-- start of EXERCISE INPUT --
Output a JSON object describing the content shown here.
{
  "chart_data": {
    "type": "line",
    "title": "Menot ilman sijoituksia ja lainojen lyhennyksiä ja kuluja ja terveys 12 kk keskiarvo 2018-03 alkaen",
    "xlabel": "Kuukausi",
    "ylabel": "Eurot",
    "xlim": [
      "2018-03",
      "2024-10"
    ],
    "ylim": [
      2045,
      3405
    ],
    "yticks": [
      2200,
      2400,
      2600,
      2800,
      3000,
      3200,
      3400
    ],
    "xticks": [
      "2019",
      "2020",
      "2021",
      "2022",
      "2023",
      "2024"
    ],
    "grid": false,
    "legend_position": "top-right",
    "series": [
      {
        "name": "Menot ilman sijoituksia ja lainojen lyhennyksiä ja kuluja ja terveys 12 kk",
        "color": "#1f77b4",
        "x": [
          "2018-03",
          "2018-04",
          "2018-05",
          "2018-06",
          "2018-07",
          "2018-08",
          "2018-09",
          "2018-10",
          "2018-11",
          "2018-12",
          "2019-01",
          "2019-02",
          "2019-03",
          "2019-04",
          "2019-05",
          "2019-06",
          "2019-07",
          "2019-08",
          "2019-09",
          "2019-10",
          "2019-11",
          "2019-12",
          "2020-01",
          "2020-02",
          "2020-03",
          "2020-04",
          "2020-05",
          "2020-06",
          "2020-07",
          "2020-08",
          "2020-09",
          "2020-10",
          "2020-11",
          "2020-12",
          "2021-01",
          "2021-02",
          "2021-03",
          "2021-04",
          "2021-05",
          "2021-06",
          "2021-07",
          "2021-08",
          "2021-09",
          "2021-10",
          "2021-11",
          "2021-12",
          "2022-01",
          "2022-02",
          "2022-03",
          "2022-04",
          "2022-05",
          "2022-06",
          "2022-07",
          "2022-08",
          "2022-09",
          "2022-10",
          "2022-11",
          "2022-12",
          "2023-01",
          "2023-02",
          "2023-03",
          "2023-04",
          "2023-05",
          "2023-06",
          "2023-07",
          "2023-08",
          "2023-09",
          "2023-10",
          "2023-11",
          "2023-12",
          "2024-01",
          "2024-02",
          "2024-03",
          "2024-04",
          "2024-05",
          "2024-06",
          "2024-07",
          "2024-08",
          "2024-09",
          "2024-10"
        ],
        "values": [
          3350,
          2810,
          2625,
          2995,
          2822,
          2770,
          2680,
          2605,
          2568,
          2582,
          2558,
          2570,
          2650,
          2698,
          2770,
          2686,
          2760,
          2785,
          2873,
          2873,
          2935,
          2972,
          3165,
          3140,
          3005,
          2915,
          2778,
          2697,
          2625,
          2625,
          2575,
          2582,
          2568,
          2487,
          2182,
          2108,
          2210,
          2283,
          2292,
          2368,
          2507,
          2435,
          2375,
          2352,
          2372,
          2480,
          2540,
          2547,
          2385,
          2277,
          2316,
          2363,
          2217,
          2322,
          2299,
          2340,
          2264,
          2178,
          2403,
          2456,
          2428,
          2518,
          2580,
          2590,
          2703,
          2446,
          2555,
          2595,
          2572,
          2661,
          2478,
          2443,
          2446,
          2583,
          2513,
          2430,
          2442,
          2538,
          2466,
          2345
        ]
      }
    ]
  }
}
-- end of EXERCISE INPUT --
### TASK
Go through the records above and set each one down exactly, please.

### SOLUTION TO THIS PROBLEM
Output a JSON object describing the content shown here.
{
  "chart_data": {
    "type": "line",
    "title": "Menot ilman sijoituksia ja lainojen lyhennyksiä ja kuluja ja terveys 12 kk keskiarvo 2018-03 alkaen",
    "xlabel": "Kuukausi",
    "ylabel": "Eurot",
    "xlim": [
      "2018-03",
      "2024-10"
    ],
    "ylim": [
      2045,
      3405
    ],
    "yticks": [
      2200,
      2400,
      2600,
      2800,
      3000,
      3200,
      3400
    ],
    "xticks": [
      "2019",
      "2020",
      "2021",
      "2022",
      "2023",
      "2024"
    ],
    "grid": false,
    "legend_position": "top-right",
    "series": [
      {
        "name": "Menot ilman sijoituksia ja lainojen lyhennyksiä ja kuluja ja terveys 12 kk",
        "color": "#1f77b4",
        "x": [
          "2018-03",
          "2018-04",
          "2018-05",
          "2018-06",
          "2018-07",
          "2018-08",
          "2018-09",
          "2018-10",
          "2018-11",
          "2018-12",
          "2019-01",
          "2019-02",
          "2019-03",
          "2019-04",
          "2019-05",
          "2019-06",
          "2019-07",
          "2019-08",
          "2019-09",
          "2019-10",
          "2019-11",
          "2019-12",
          "2020-01",
          "2020-02",
          "2020-03",
          "2020-04",
          "2020-05",
          "2020-06",
          "2020-07",
          "2020-08",
          "2020-09",
          "2020-10",
          "2020-11",
          "2020-12",
          "2021-01",
          "2021-02",
          "2021-03",
          "2021-04",
          "2021-05",
          "2021-06",
          "2021-07",
          "2021-08",
          "2021-09",
          "2021-10",
          "2021-11",
          "2021-12",
          "2022-01",
          "2022-02",
          "2022-03",
          "2022-04",
          "2022-05",
          "2022-06",
          "2022-07",
          "2022-08",
          "2022-09",
          "2022-10",
          "2022-11",
          "2022-12",
          "2023-01",
          "2023-02",
          "2023-03",
          "2023-04",
          "2023-05",
          "2023-06",
          "2023-07",
          "2023-08",
          "2023-09",
          "2023-10",
          "2023-11",
          "2023-12",
          "2024-01",
          "2024-02",
          "2024-03",
          "2024-04",
          "2024-05",
          "2024-06",
          "2024-07",
          "2024-08",
          "2024-09",
          "2024-10"
        ],
        "values": [
          3350,
          2810,
          2625,
          2995,
          2822,
          2770,
          2680,
          2605,
          2568,
          2582,
          2558,
          2570,
          2650,
          2698,
          2770,
          2686,
          2760,
          2785,
          2873,
          2873,
          2935,
          2972,
          3165,
          3140,
          3005,
          2915,
          2778,
          2697,
          2625,
          2625,
          2575,
          2582,
          2568,
          2487,
          2182,
          2108,
          2210,
          2283,
          2292,
          2368,
          2507,
          2435,
          2375,
          2352,
          2372,
          2480,
          2540,
          2547,
          2385,
          2277,
          2316,
          2363,
          2217,
          2322,
          2299,
          2340,
          2264,
          2178,
          2403,
          2456,
          2428,
          2518,
          2580,
          2590,
          2703,
          2446,
          2555,
          2595,
          2572,
          2661,
          2478,
          2443,
          2446,
          2583,
          2513,
          2430,
          2442,
          2538,
          2466,
          2345
        ]
      }
    ]
  }
}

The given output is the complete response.